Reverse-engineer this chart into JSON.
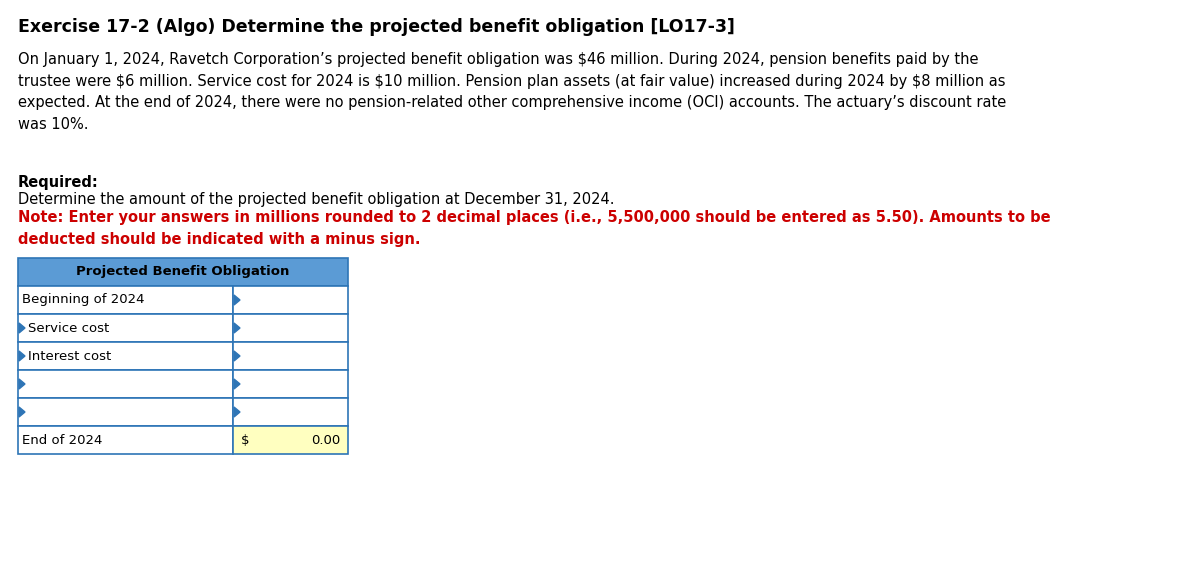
{
  "title": "Exercise 17-2 (Algo) Determine the projected benefit obligation [LO17-3]",
  "title_fontsize": 12.5,
  "body_text": "On January 1, 2024, Ravetch Corporation’s projected benefit obligation was $46 million. During 2024, pension benefits paid by the\ntrustee were $6 million. Service cost for 2024 is $10 million. Pension plan assets (at fair value) increased during 2024 by $8 million as\nexpected. At the end of 2024, there were no pension-related other comprehensive income (OCI) accounts. The actuary’s discount rate\nwas 10%.",
  "required_label": "Required:",
  "required_text": "Determine the amount of the projected benefit obligation at December 31, 2024.",
  "note_text": "Note: Enter your answers in millions rounded to 2 decimal places (i.e., 5,500,000 should be entered as 5.50). Amounts to be\ndeducted should be indicated with a minus sign.",
  "table_header": "Projected Benefit Obligation",
  "table_rows": [
    {
      "label": "Beginning of 2024",
      "indent": false,
      "left_arrow": false,
      "right_arrow": true
    },
    {
      "label": "Service cost",
      "indent": true,
      "left_arrow": true,
      "right_arrow": true
    },
    {
      "label": "Interest cost",
      "indent": true,
      "left_arrow": true,
      "right_arrow": true
    },
    {
      "label": "",
      "indent": false,
      "left_arrow": true,
      "right_arrow": true
    },
    {
      "label": "",
      "indent": false,
      "left_arrow": true,
      "right_arrow": true
    }
  ],
  "end_label": "End of 2024",
  "end_dollar": "$",
  "end_value": "0.00",
  "header_bg": "#5B9BD5",
  "header_text_color": "#000000",
  "border_color": "#2E75B6",
  "body_fontsize": 10.5,
  "note_color": "#CC0000",
  "bg_color": "#FFFFFF",
  "arrow_color": "#2E75B6",
  "yellow_bg": "#FFFFC0"
}
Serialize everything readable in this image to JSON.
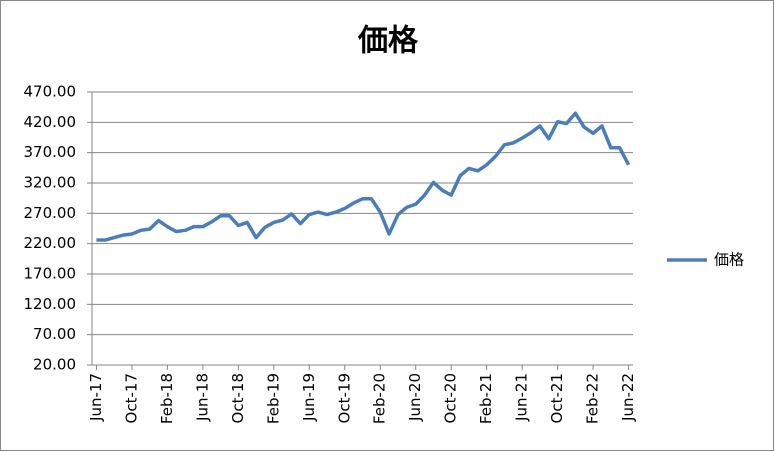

● ● ● ● ●

Transcribe the records above verbatim. Do not carry over any picture.

### Exercise result
Reverse-engineer this chart into JSON.
{
  "title": "Exercise 17-2 (Algo) Determine the projected benefit obligation [LO17-3]",
  "title_fontsize": 12.5,
  "body_text": "On January 1, 2024, Ravetch Corporation’s projected benefit obligation was $46 million. During 2024, pension benefits paid by the\ntrustee were $6 million. Service cost for 2024 is $10 million. Pension plan assets (at fair value) increased during 2024 by $8 million as\nexpected. At the end of 2024, there were no pension-related other comprehensive income (OCI) accounts. The actuary’s discount rate\nwas 10%.",
  "required_label": "Required:",
  "required_text": "Determine the amount of the projected benefit obligation at December 31, 2024.",
  "note_text": "Note: Enter your answers in millions rounded to 2 decimal places (i.e., 5,500,000 should be entered as 5.50). Amounts to be\ndeducted should be indicated with a minus sign.",
  "table_header": "Projected Benefit Obligation",
  "table_rows": [
    {
      "label": "Beginning of 2024",
      "indent": false,
      "left_arrow": false,
      "right_arrow": true
    },
    {
      "label": "Service cost",
      "indent": true,
      "left_arrow": true,
      "right_arrow": true
    },
    {
      "label": "Interest cost",
      "indent": true,
      "left_arrow": true,
      "right_arrow": true
    },
    {
      "label": "",
      "indent": false,
      "left_arrow": true,
      "right_arrow": true
    },
    {
      "label": "",
      "indent": false,
      "left_arrow": true,
      "right_arrow": true
    }
  ],
  "end_label": "End of 2024",
  "end_dollar": "$",
  "end_value": "0.00",
  "header_bg": "#5B9BD5",
  "header_text_color": "#000000",
  "border_color": "#2E75B6",
  "body_fontsize": 10.5,
  "note_color": "#CC0000",
  "bg_color": "#FFFFFF",
  "arrow_color": "#2E75B6",
  "yellow_bg": "#FFFFC0"
}
Serialize everything readable in this image to JSON.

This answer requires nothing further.